⟨

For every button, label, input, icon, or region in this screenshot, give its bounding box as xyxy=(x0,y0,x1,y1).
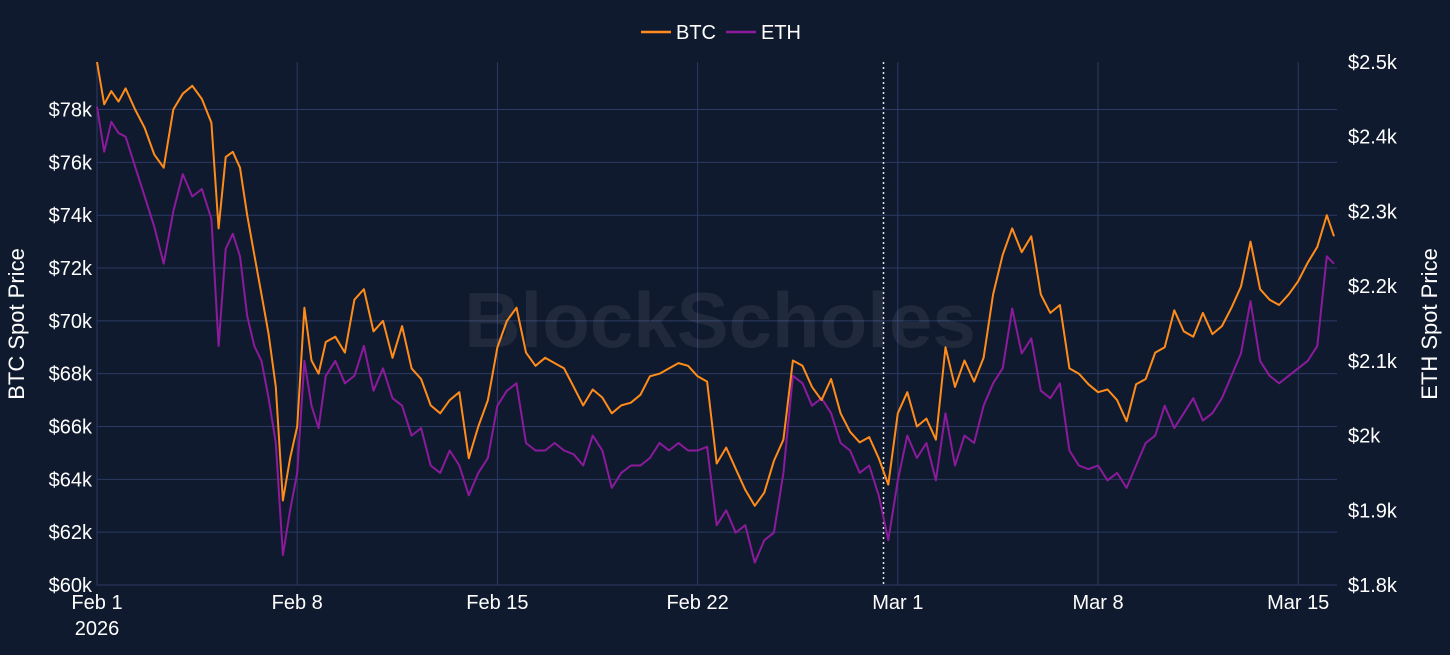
left-axis-tick-label: $60k xyxy=(49,575,93,597)
left-axis-tick-label: $64k xyxy=(49,469,93,491)
right-axis-tick-label: $2.4k xyxy=(1348,127,1398,149)
left-axis-tick-label: $74k xyxy=(49,205,93,227)
x-axis-tick-sublabel: 2026 xyxy=(75,618,120,640)
watermark-text: BlockScholes xyxy=(464,276,976,364)
left-axis-tick-label: $66k xyxy=(49,417,93,439)
series-lines xyxy=(96,61,1335,564)
right-axis-tick-label: $2.5k xyxy=(1348,52,1398,74)
left-axis-tick-label: $68k xyxy=(49,364,93,386)
legend-label-eth: ETH xyxy=(761,22,801,44)
left-axis-title: BTC Spot Price xyxy=(4,248,29,400)
series-line-btc xyxy=(96,61,1335,507)
right-axis-tick-label: $2.1k xyxy=(1348,351,1398,373)
x-axis-tick-label: Feb 1 xyxy=(71,592,122,614)
x-axis-tick-label: Mar 8 xyxy=(1072,592,1123,614)
right-axis-tick-label: $2k xyxy=(1348,426,1381,448)
x-axis-tick-label: Feb 8 xyxy=(272,592,323,614)
x-axis: Feb 1 2026 Feb 8 Feb 15 Feb 22 Mar 1 Mar 8 Mar … xyxy=(71,592,1329,640)
left-axis-tick-label: $78k xyxy=(49,100,93,122)
x-axis-tick-label: Feb 22 xyxy=(666,592,728,614)
x-axis-tick-label: Mar 15 xyxy=(1267,592,1329,614)
right-axis: $1.8k $1.9k $2k $2.1k $2.2k $2.3k $2.4k $2.5k xyxy=(1348,52,1398,597)
right-axis-tick-label: $2.3k xyxy=(1348,201,1398,223)
right-axis-tick-label: $1.9k xyxy=(1348,500,1398,522)
left-axis-tick-label: $62k xyxy=(49,522,93,544)
x-axis-tick-label: Feb 15 xyxy=(466,592,528,614)
series-line-eth xyxy=(96,106,1335,564)
legend: BTC ETH xyxy=(641,22,801,44)
legend-label-btc: BTC xyxy=(676,22,716,44)
right-axis-tick-label: $2.2k xyxy=(1348,276,1398,298)
left-axis-tick-label: $70k xyxy=(49,311,93,333)
right-axis-tick-label: $1.8k xyxy=(1348,575,1398,597)
left-axis: $60k $62k $64k $66k $68k $70k $72k $74k $76k $78k xyxy=(49,100,93,597)
x-axis-tick-label: Mar 1 xyxy=(872,592,923,614)
left-axis-tick-label: $72k xyxy=(49,258,93,280)
left-axis-tick-label: $76k xyxy=(49,152,93,174)
right-axis-title: ETH Spot Price xyxy=(1417,248,1442,400)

⟩

» **Work to do**
Copy all of the data above line for line, with nothing changed, but leave out the picture.

» **Exercise answer**
For every button, label, input, icon, or region in this screenshot, give its bounding box as xyxy=(x0,y0,x1,y1).
left-axis-tick-label: $60k xyxy=(49,575,93,597)
left-axis-tick-label: $64k xyxy=(49,469,93,491)
right-axis-tick-label: $2.4k xyxy=(1348,127,1398,149)
left-axis-tick-label: $74k xyxy=(49,205,93,227)
x-axis-tick-sublabel: 2026 xyxy=(75,618,120,640)
watermark-text: BlockScholes xyxy=(464,276,976,364)
left-axis-tick-label: $66k xyxy=(49,417,93,439)
series-lines xyxy=(96,61,1335,564)
right-axis-tick-label: $2.5k xyxy=(1348,52,1398,74)
left-axis-tick-label: $68k xyxy=(49,364,93,386)
legend-label-eth: ETH xyxy=(761,22,801,44)
left-axis-title: BTC Spot Price xyxy=(4,248,29,400)
series-line-btc xyxy=(96,61,1335,507)
right-axis-tick-label: $2.1k xyxy=(1348,351,1398,373)
x-axis-tick-label: Feb 1 xyxy=(71,592,122,614)
x-axis-tick-label: Mar 8 xyxy=(1072,592,1123,614)
right-axis-tick-label: $2k xyxy=(1348,426,1381,448)
x-axis-tick-label: Feb 8 xyxy=(272,592,323,614)
x-axis: Feb 1 2026 Feb 8 Feb 15 Feb 22 Mar 1 Mar 8 Mar … xyxy=(71,592,1329,640)
left-axis-tick-label: $78k xyxy=(49,100,93,122)
x-axis-tick-label: Feb 22 xyxy=(666,592,728,614)
x-axis-tick-label: Mar 15 xyxy=(1267,592,1329,614)
right-axis: $1.8k $1.9k $2k $2.1k $2.2k $2.3k $2.4k $2.5k xyxy=(1348,52,1398,597)
right-axis-tick-label: $2.3k xyxy=(1348,201,1398,223)
right-axis-tick-label: $1.9k xyxy=(1348,500,1398,522)
left-axis-tick-label: $62k xyxy=(49,522,93,544)
x-axis-tick-label: Feb 15 xyxy=(466,592,528,614)
series-line-eth xyxy=(96,106,1335,564)
legend: BTC ETH xyxy=(641,22,801,44)
legend-label-btc: BTC xyxy=(676,22,716,44)
right-axis-tick-label: $2.2k xyxy=(1348,276,1398,298)
left-axis-tick-label: $70k xyxy=(49,311,93,333)
right-axis-tick-label: $1.8k xyxy=(1348,575,1398,597)
left-axis: $60k $62k $64k $66k $68k $70k $72k $74k $76k $78k xyxy=(49,100,93,597)
x-axis-tick-label: Mar 1 xyxy=(872,592,923,614)
left-axis-tick-label: $72k xyxy=(49,258,93,280)
left-axis-tick-label: $76k xyxy=(49,152,93,174)
right-axis-title: ETH Spot Price xyxy=(1417,248,1442,400)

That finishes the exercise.